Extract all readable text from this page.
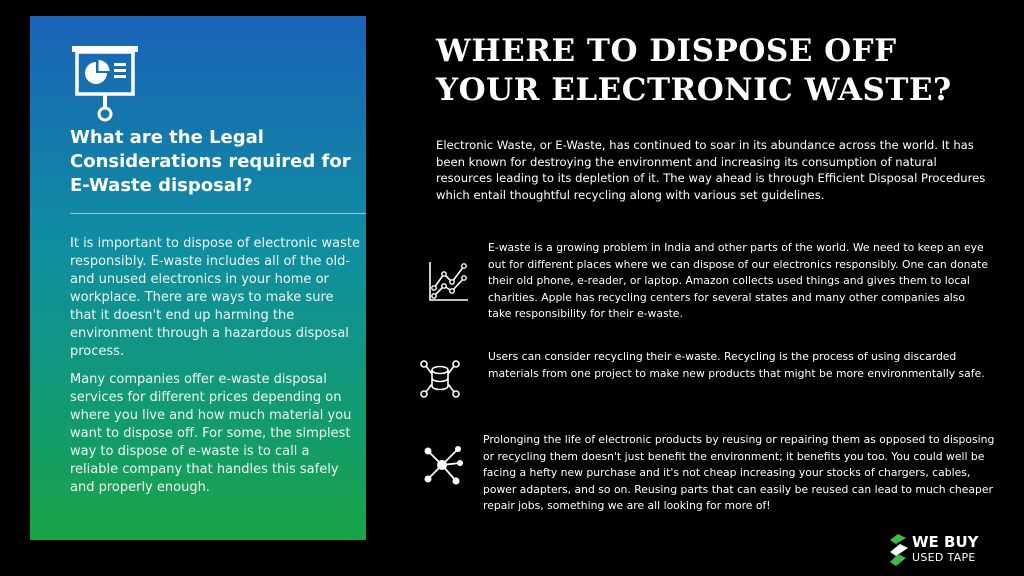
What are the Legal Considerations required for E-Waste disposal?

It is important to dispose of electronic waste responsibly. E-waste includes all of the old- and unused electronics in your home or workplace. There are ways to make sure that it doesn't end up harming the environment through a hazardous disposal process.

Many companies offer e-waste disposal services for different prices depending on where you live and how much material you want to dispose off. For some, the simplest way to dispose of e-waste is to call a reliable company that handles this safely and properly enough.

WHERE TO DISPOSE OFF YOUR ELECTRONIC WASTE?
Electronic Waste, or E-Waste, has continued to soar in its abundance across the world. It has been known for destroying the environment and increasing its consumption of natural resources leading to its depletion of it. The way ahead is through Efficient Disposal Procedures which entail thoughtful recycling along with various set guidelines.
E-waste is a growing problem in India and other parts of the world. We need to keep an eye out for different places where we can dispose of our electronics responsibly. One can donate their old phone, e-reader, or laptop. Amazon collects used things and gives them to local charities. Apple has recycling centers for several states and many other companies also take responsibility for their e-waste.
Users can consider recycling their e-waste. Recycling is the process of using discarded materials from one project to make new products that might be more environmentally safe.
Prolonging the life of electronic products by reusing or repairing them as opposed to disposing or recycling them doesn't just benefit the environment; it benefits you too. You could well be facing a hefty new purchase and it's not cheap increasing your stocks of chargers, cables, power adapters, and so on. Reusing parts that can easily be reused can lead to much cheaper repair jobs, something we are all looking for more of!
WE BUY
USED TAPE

=-=-=

— Task —
Omit the pictures. Output every record above word for word.

— Solution to this task —
Extract all readable text from this page.
What are the Legal Considerations required for E-Waste disposal?

It is important to dispose of electronic waste responsibly. E-waste includes all of the old- and unused electronics in your home or workplace. There are ways to make sure that it doesn't end up harming the environment through a hazardous disposal process.

Many companies offer e-waste disposal services for different prices depending on where you live and how much material you want to dispose off. For some, the simplest way to dispose of e-waste is to call a reliable company that handles this safely and properly enough.

WHERE TO DISPOSE OFF YOUR ELECTRONIC WASTE?
Electronic Waste, or E-Waste, has continued to soar in its abundance across the world. It has been known for destroying the environment and increasing its consumption of natural resources leading to its depletion of it. The way ahead is through Efficient Disposal Procedures which entail thoughtful recycling along with various set guidelines.
E-waste is a growing problem in India and other parts of the world. We need to keep an eye out for different places where we can dispose of our electronics responsibly. One can donate their old phone, e-reader, or laptop. Amazon collects used things and gives them to local charities. Apple has recycling centers for several states and many other companies also take responsibility for their e-waste.
Users can consider recycling their e-waste. Recycling is the process of using discarded materials from one project to make new products that might be more environmentally safe.
Prolonging the life of electronic products by reusing or repairing them as opposed to disposing or recycling them doesn't just benefit the environment; it benefits you too. You could well be facing a hefty new purchase and it's not cheap increasing your stocks of chargers, cables, power adapters, and so on. Reusing parts that can easily be reused can lead to much cheaper repair jobs, something we are all looking for more of!
WE BUY
USED TAPE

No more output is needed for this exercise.